**Task to complete**.
Your task is to retype each line of the data below exactly.

++++ Data for this exercise ++++

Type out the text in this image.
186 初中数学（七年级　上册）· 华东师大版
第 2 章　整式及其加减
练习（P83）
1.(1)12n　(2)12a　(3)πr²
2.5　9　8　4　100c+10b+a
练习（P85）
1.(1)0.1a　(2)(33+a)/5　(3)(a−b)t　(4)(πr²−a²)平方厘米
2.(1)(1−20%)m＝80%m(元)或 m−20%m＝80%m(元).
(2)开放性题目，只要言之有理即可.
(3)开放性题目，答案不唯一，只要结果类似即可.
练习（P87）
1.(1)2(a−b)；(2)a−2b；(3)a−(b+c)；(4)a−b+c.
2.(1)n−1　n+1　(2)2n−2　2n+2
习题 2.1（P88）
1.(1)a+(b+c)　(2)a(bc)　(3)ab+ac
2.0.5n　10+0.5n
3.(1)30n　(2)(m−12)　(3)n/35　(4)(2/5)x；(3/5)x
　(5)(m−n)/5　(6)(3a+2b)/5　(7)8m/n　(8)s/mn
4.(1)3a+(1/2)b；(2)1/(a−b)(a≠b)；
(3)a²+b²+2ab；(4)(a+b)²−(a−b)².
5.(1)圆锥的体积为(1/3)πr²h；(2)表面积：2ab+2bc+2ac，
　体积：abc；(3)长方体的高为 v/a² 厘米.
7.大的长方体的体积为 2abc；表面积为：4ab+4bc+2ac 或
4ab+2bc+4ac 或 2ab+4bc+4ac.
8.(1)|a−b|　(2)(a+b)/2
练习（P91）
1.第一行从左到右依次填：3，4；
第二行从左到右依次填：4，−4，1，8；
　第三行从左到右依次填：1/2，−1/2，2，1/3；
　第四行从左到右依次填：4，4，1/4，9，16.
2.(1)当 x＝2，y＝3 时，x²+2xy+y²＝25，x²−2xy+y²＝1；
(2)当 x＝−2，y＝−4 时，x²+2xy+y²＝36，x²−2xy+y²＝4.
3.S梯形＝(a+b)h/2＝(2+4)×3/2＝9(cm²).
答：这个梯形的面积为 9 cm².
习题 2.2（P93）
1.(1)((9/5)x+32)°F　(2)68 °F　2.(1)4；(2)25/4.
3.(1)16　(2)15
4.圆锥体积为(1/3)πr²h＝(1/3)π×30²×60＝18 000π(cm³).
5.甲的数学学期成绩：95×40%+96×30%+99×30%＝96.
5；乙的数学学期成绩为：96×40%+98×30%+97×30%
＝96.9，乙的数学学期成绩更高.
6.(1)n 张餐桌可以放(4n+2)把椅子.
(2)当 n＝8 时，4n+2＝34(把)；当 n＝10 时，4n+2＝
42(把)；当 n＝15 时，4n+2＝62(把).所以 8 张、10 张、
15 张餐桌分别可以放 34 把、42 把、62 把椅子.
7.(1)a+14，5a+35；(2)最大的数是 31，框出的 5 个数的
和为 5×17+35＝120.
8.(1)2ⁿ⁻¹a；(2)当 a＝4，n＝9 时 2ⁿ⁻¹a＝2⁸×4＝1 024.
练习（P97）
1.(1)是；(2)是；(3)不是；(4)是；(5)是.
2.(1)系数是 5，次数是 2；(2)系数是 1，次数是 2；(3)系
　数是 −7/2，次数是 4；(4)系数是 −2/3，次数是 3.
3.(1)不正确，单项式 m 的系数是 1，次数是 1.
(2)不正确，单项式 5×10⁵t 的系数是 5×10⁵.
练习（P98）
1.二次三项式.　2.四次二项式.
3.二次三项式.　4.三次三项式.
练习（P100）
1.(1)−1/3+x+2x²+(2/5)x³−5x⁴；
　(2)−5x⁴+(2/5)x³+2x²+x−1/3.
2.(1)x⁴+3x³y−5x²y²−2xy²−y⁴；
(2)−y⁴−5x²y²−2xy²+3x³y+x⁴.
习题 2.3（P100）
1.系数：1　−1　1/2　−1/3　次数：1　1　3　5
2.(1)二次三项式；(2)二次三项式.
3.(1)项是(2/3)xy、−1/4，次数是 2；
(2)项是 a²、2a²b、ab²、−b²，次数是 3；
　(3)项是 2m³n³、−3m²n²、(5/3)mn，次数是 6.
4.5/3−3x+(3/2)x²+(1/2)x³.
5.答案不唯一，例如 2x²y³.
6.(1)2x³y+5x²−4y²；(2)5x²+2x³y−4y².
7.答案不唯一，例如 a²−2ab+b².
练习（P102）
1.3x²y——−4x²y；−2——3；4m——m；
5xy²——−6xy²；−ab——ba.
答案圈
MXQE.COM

++++

**Task answer**.
Type out the text in this image.
186 初中数学（七年级　上册）· 华东师大版
第 2 章　整式及其加减
练习（P83）
1.(1)12n　(2)12a　(3)πr²
2.5　9　8　4　100c+10b+a
练习（P85）
1.(1)0.1a　(2)(33+a)/5　(3)(a−b)t　(4)(πr²−a²)平方厘米
2.(1)(1−20%)m＝80%m(元)或 m−20%m＝80%m(元).
(2)开放性题目，只要言之有理即可.
(3)开放性题目，答案不唯一，只要结果类似即可.
练习（P87）
1.(1)2(a−b)；(2)a−2b；(3)a−(b+c)；(4)a−b+c.
2.(1)n−1　n+1　(2)2n−2　2n+2
习题 2.1（P88）
1.(1)a+(b+c)　(2)a(bc)　(3)ab+ac
2.0.5n　10+0.5n
3.(1)30n　(2)(m−12)　(3)n/35　(4)(2/5)x；(3/5)x
　(5)(m−n)/5　(6)(3a+2b)/5　(7)8m/n　(8)s/mn
4.(1)3a+(1/2)b；(2)1/(a−b)(a≠b)；
(3)a²+b²+2ab；(4)(a+b)²−(a−b)².
5.(1)圆锥的体积为(1/3)πr²h；(2)表面积：2ab+2bc+2ac，
　体积：abc；(3)长方体的高为 v/a² 厘米.
7.大的长方体的体积为 2abc；表面积为：4ab+4bc+2ac 或
4ab+2bc+4ac 或 2ab+4bc+4ac.
8.(1)|a−b|　(2)(a+b)/2
练习（P91）
1.第一行从左到右依次填：3，4；
第二行从左到右依次填：4，−4，1，8；
　第三行从左到右依次填：1/2，−1/2，2，1/3；
　第四行从左到右依次填：4，4，1/4，9，16.
2.(1)当 x＝2，y＝3 时，x²+2xy+y²＝25，x²−2xy+y²＝1；
(2)当 x＝−2，y＝−4 时，x²+2xy+y²＝36，x²−2xy+y²＝4.
3.S梯形＝(a+b)h/2＝(2+4)×3/2＝9(cm²).
答：这个梯形的面积为 9 cm².
习题 2.2（P93）
1.(1)((9/5)x+32)°F　(2)68 °F　2.(1)4；(2)25/4.
3.(1)16　(2)15
4.圆锥体积为(1/3)πr²h＝(1/3)π×30²×60＝18 000π(cm³).
5.甲的数学学期成绩：95×40%+96×30%+99×30%＝96.
5；乙的数学学期成绩为：96×40%+98×30%+97×30%
＝96.9，乙的数学学期成绩更高.
6.(1)n 张餐桌可以放(4n+2)把椅子.
(2)当 n＝8 时，4n+2＝34(把)；当 n＝10 时，4n+2＝
42(把)；当 n＝15 时，4n+2＝62(把).所以 8 张、10 张、
15 张餐桌分别可以放 34 把、42 把、62 把椅子.
7.(1)a+14，5a+35；(2)最大的数是 31，框出的 5 个数的
和为 5×17+35＝120.
8.(1)2ⁿ⁻¹a；(2)当 a＝4，n＝9 时 2ⁿ⁻¹a＝2⁸×4＝1 024.
练习（P97）
1.(1)是；(2)是；(3)不是；(4)是；(5)是.
2.(1)系数是 5，次数是 2；(2)系数是 1，次数是 2；(3)系
　数是 −7/2，次数是 4；(4)系数是 −2/3，次数是 3.
3.(1)不正确，单项式 m 的系数是 1，次数是 1.
(2)不正确，单项式 5×10⁵t 的系数是 5×10⁵.
练习（P98）
1.二次三项式.　2.四次二项式.
3.二次三项式.　4.三次三项式.
练习（P100）
1.(1)−1/3+x+2x²+(2/5)x³−5x⁴；
　(2)−5x⁴+(2/5)x³+2x²+x−1/3.
2.(1)x⁴+3x³y−5x²y²−2xy²−y⁴；
(2)−y⁴−5x²y²−2xy²+3x³y+x⁴.
习题 2.3（P100）
1.系数：1　−1　1/2　−1/3　次数：1　1　3　5
2.(1)二次三项式；(2)二次三项式.
3.(1)项是(2/3)xy、−1/4，次数是 2；
(2)项是 a²、2a²b、ab²、−b²，次数是 3；
　(3)项是 2m³n³、−3m²n²、(5/3)mn，次数是 6.
4.5/3−3x+(3/2)x²+(1/2)x³.
5.答案不唯一，例如 2x²y³.
6.(1)2x³y+5x²−4y²；(2)5x²+2x³y−4y².
7.答案不唯一，例如 a²−2ab+b².
练习（P102）
1.3x²y——−4x²y；−2——3；4m——m；
5xy²——−6xy²；−ab——ba.
答案圈
MXQE.COM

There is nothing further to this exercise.